"""

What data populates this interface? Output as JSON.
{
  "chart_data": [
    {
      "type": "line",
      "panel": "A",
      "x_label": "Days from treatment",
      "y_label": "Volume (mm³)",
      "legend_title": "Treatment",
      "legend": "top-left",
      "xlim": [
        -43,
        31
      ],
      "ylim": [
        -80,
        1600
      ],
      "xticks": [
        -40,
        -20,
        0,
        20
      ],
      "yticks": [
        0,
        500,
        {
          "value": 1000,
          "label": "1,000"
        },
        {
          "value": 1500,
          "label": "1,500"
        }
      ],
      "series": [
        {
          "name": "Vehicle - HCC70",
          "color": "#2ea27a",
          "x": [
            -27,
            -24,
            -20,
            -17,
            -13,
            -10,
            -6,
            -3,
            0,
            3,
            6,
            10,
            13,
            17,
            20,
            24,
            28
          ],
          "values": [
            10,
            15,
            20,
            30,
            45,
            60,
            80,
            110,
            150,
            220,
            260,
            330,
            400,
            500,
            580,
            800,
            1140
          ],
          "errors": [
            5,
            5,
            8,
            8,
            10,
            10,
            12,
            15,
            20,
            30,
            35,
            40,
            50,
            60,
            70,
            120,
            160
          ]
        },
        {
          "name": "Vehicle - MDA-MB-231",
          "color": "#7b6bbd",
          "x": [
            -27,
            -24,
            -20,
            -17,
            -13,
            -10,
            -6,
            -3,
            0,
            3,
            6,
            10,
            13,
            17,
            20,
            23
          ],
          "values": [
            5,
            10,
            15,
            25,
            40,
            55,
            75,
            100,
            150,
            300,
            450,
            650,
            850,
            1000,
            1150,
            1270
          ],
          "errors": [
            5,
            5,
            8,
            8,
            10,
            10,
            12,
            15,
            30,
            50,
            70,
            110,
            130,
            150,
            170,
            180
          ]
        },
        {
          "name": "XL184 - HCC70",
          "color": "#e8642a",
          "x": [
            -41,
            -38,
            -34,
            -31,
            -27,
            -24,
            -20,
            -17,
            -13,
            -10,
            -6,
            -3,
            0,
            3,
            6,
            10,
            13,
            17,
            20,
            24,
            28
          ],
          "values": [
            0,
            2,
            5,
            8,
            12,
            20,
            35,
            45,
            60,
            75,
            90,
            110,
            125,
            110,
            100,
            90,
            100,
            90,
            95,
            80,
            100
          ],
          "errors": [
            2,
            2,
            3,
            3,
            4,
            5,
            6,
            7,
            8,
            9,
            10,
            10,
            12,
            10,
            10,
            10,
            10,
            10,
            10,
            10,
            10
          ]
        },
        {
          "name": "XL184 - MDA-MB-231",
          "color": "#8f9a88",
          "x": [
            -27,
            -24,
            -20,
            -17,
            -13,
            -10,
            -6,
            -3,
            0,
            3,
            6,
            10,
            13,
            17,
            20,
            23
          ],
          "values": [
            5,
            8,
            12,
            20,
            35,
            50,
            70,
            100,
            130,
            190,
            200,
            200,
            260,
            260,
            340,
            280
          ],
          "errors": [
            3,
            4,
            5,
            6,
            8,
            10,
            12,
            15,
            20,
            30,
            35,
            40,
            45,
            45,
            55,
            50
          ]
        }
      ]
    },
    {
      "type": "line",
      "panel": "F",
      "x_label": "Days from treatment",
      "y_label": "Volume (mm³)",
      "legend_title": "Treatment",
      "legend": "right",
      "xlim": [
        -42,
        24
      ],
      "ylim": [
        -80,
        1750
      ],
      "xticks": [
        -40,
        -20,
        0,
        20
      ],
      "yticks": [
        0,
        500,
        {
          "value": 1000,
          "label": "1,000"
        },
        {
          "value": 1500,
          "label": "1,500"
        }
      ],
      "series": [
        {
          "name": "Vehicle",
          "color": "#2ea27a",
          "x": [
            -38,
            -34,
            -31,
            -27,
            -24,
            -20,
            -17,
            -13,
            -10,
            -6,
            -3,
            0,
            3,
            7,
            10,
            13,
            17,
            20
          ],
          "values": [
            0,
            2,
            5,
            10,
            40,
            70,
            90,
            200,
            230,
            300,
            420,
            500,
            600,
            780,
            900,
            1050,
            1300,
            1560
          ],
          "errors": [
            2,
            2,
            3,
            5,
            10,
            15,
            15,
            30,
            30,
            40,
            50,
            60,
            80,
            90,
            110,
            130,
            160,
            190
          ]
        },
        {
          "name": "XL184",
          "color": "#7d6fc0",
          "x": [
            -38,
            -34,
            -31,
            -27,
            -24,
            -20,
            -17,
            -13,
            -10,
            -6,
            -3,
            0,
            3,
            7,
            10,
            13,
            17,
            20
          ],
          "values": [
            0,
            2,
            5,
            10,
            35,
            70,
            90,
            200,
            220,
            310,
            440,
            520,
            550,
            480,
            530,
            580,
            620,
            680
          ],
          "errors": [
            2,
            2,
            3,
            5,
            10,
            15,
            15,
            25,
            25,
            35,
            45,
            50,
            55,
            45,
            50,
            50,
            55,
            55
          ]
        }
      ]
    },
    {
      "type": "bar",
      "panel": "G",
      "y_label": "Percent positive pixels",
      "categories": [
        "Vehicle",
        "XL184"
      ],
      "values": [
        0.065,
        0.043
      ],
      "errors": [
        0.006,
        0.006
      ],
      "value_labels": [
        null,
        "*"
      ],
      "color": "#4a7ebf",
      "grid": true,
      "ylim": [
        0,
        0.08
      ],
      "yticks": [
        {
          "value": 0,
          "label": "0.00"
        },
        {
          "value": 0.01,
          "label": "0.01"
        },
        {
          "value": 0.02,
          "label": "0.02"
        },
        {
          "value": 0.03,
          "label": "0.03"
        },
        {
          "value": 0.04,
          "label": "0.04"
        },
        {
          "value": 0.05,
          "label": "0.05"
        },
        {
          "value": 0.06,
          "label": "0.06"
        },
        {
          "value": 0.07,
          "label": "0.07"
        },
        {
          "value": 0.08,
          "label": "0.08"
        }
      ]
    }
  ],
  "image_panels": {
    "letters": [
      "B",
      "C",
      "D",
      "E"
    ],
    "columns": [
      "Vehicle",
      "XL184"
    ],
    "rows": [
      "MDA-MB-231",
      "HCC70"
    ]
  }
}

"""

Written problem:
Each line of the material should be echoed exactly.

The completed task:
What data populates this interface? Output as JSON.
{
  "chart_data": [
    {
      "type": "line",
      "panel": "A",
      "x_label": "Days from treatment",
      "y_label": "Volume (mm³)",
      "legend_title": "Treatment",
      "legend": "top-left",
      "xlim": [
        -43,
        31
      ],
      "ylim": [
        -80,
        1600
      ],
      "xticks": [
        -40,
        -20,
        0,
        20
      ],
      "yticks": [
        0,
        500,
        {
          "value": 1000,
          "label": "1,000"
        },
        {
          "value": 1500,
          "label": "1,500"
        }
      ],
      "series": [
        {
          "name": "Vehicle - HCC70",
          "color": "#2ea27a",
          "x": [
            -27,
            -24,
            -20,
            -17,
            -13,
            -10,
            -6,
            -3,
            0,
            3,
            6,
            10,
            13,
            17,
            20,
            24,
            28
          ],
          "values": [
            10,
            15,
            20,
            30,
            45,
            60,
            80,
            110,
            150,
            220,
            260,
            330,
            400,
            500,
            580,
            800,
            1140
          ],
          "errors": [
            5,
            5,
            8,
            8,
            10,
            10,
            12,
            15,
            20,
            30,
            35,
            40,
            50,
            60,
            70,
            120,
            160
          ]
        },
        {
          "name": "Vehicle - MDA-MB-231",
          "color": "#7b6bbd",
          "x": [
            -27,
            -24,
            -20,
            -17,
            -13,
            -10,
            -6,
            -3,
            0,
            3,
            6,
            10,
            13,
            17,
            20,
            23
          ],
          "values": [
            5,
            10,
            15,
            25,
            40,
            55,
            75,
            100,
            150,
            300,
            450,
            650,
            850,
            1000,
            1150,
            1270
          ],
          "errors": [
            5,
            5,
            8,
            8,
            10,
            10,
            12,
            15,
            30,
            50,
            70,
            110,
            130,
            150,
            170,
            180
          ]
        },
        {
          "name": "XL184 - HCC70",
          "color": "#e8642a",
          "x": [
            -41,
            -38,
            -34,
            -31,
            -27,
            -24,
            -20,
            -17,
            -13,
            -10,
            -6,
            -3,
            0,
            3,
            6,
            10,
            13,
            17,
            20,
            24,
            28
          ],
          "values": [
            0,
            2,
            5,
            8,
            12,
            20,
            35,
            45,
            60,
            75,
            90,
            110,
            125,
            110,
            100,
            90,
            100,
            90,
            95,
            80,
            100
          ],
          "errors": [
            2,
            2,
            3,
            3,
            4,
            5,
            6,
            7,
            8,
            9,
            10,
            10,
            12,
            10,
            10,
            10,
            10,
            10,
            10,
            10,
            10
          ]
        },
        {
          "name": "XL184 - MDA-MB-231",
          "color": "#8f9a88",
          "x": [
            -27,
            -24,
            -20,
            -17,
            -13,
            -10,
            -6,
            -3,
            0,
            3,
            6,
            10,
            13,
            17,
            20,
            23
          ],
          "values": [
            5,
            8,
            12,
            20,
            35,
            50,
            70,
            100,
            130,
            190,
            200,
            200,
            260,
            260,
            340,
            280
          ],
          "errors": [
            3,
            4,
            5,
            6,
            8,
            10,
            12,
            15,
            20,
            30,
            35,
            40,
            45,
            45,
            55,
            50
          ]
        }
      ]
    },
    {
      "type": "line",
      "panel": "F",
      "x_label": "Days from treatment",
      "y_label": "Volume (mm³)",
      "legend_title": "Treatment",
      "legend": "right",
      "xlim": [
        -42,
        24
      ],
      "ylim": [
        -80,
        1750
      ],
      "xticks": [
        -40,
        -20,
        0,
        20
      ],
      "yticks": [
        0,
        500,
        {
          "value": 1000,
          "label": "1,000"
        },
        {
          "value": 1500,
          "label": "1,500"
        }
      ],
      "series": [
        {
          "name": "Vehicle",
          "color": "#2ea27a",
          "x": [
            -38,
            -34,
            -31,
            -27,
            -24,
            -20,
            -17,
            -13,
            -10,
            -6,
            -3,
            0,
            3,
            7,
            10,
            13,
            17,
            20
          ],
          "values": [
            0,
            2,
            5,
            10,
            40,
            70,
            90,
            200,
            230,
            300,
            420,
            500,
            600,
            780,
            900,
            1050,
            1300,
            1560
          ],
          "errors": [
            2,
            2,
            3,
            5,
            10,
            15,
            15,
            30,
            30,
            40,
            50,
            60,
            80,
            90,
            110,
            130,
            160,
            190
          ]
        },
        {
          "name": "XL184",
          "color": "#7d6fc0",
          "x": [
            -38,
            -34,
            -31,
            -27,
            -24,
            -20,
            -17,
            -13,
            -10,
            -6,
            -3,
            0,
            3,
            7,
            10,
            13,
            17,
            20
          ],
          "values": [
            0,
            2,
            5,
            10,
            35,
            70,
            90,
            200,
            220,
            310,
            440,
            520,
            550,
            480,
            530,
            580,
            620,
            680
          ],
          "errors": [
            2,
            2,
            3,
            5,
            10,
            15,
            15,
            25,
            25,
            35,
            45,
            50,
            55,
            45,
            50,
            50,
            55,
            55
          ]
        }
      ]
    },
    {
      "type": "bar",
      "panel": "G",
      "y_label": "Percent positive pixels",
      "categories": [
        "Vehicle",
        "XL184"
      ],
      "values": [
        0.065,
        0.043
      ],
      "errors": [
        0.006,
        0.006
      ],
      "value_labels": [
        null,
        "*"
      ],
      "color": "#4a7ebf",
      "grid": true,
      "ylim": [
        0,
        0.08
      ],
      "yticks": [
        {
          "value": 0,
          "label": "0.00"
        },
        {
          "value": 0.01,
          "label": "0.01"
        },
        {
          "value": 0.02,
          "label": "0.02"
        },
        {
          "value": 0.03,
          "label": "0.03"
        },
        {
          "value": 0.04,
          "label": "0.04"
        },
        {
          "value": 0.05,
          "label": "0.05"
        },
        {
          "value": 0.06,
          "label": "0.06"
        },
        {
          "value": 0.07,
          "label": "0.07"
        },
        {
          "value": 0.08,
          "label": "0.08"
        }
      ]
    }
  ],
  "image_panels": {
    "letters": [
      "B",
      "C",
      "D",
      "E"
    ],
    "columns": [
      "Vehicle",
      "XL184"
    ],
    "rows": [
      "MDA-MB-231",
      "HCC70"
    ]
  }
}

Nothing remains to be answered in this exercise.